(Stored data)
----
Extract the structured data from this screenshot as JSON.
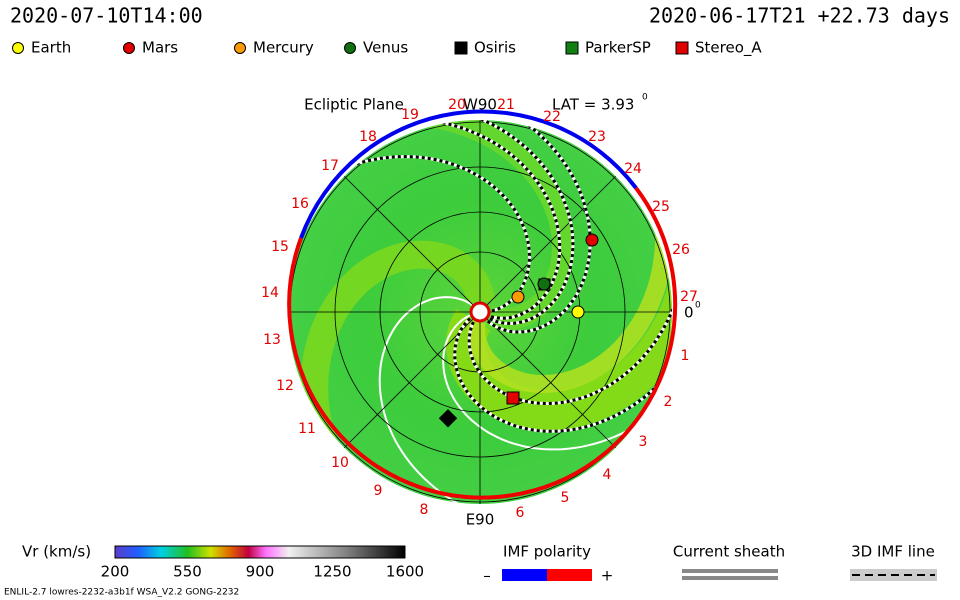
{
  "header": {
    "left": "2020-07-10T14:00",
    "right": "2020-06-17T21 +22.73 days"
  },
  "legend": [
    {
      "label": "Earth",
      "color": "#ffff00",
      "shape": "circle"
    },
    {
      "label": "Mars",
      "color": "#e00000",
      "shape": "circle"
    },
    {
      "label": "Mercury",
      "color": "#ff9900",
      "shape": "circle"
    },
    {
      "label": "Venus",
      "color": "#107010",
      "shape": "circle"
    },
    {
      "label": "Osiris",
      "color": "#000000",
      "shape": "square"
    },
    {
      "label": "ParkerSP",
      "color": "#108010",
      "shape": "square"
    },
    {
      "label": "Stereo_A",
      "color": "#e00000",
      "shape": "square"
    }
  ],
  "plot": {
    "title": "Ecliptic Plane",
    "top_label": "W90",
    "bottom_label": "E90",
    "lat_label": "LAT = 3.93",
    "lat_sup": "0",
    "right_label": "0",
    "right_sup": "0",
    "carrington_labels": [
      "19",
      "20",
      "21",
      "22",
      "23",
      "24",
      "25",
      "26",
      "27",
      "1",
      "2",
      "3",
      "4",
      "5",
      "6",
      "8",
      "9",
      "10",
      "11",
      "12",
      "13",
      "14",
      "15",
      "16",
      "17",
      "18"
    ]
  },
  "colorbar": {
    "label": "Vr (km/s)",
    "ticks": [
      "200",
      "550",
      "900",
      "1250",
      "1600"
    ]
  },
  "imf": {
    "title": "IMF polarity",
    "minus": "–",
    "plus": "+"
  },
  "sheath": {
    "title": "Current sheath"
  },
  "imf3d": {
    "title": "3D IMF line"
  },
  "footer": "ENLIL-2.7 lowres-2232-a3b1f WSA_V2.2 GONG-2232"
}
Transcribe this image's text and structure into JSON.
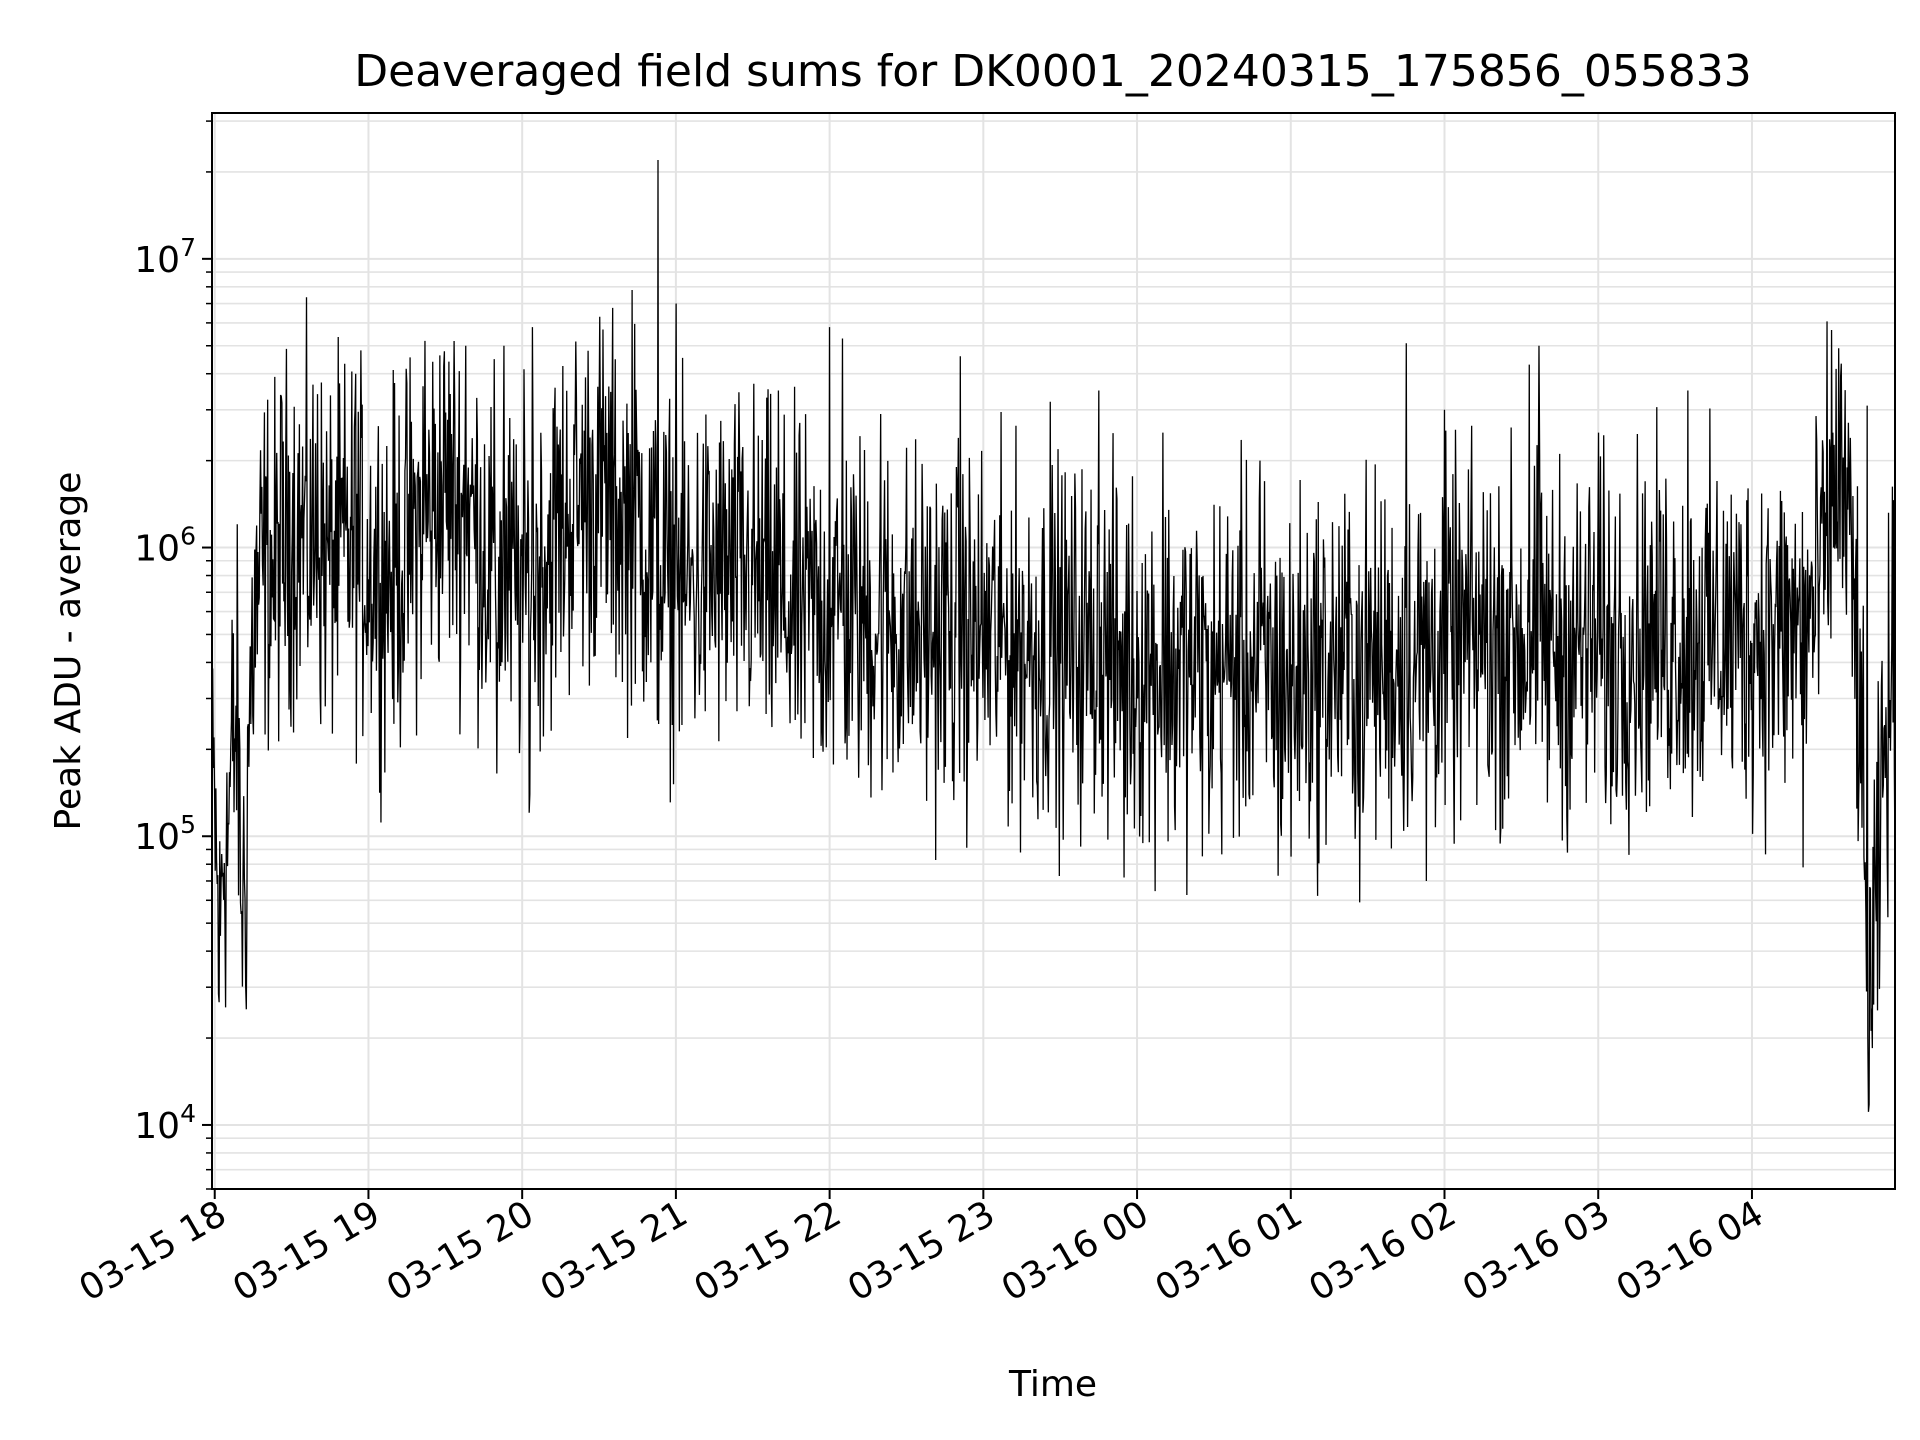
----
▶ Task description
Every line in the data above that contains "this" needs to be copied.

▶ Answer to the task
Extract the structured data from this screenshot as JSON.
Transcribe this image's text and structure into JSON.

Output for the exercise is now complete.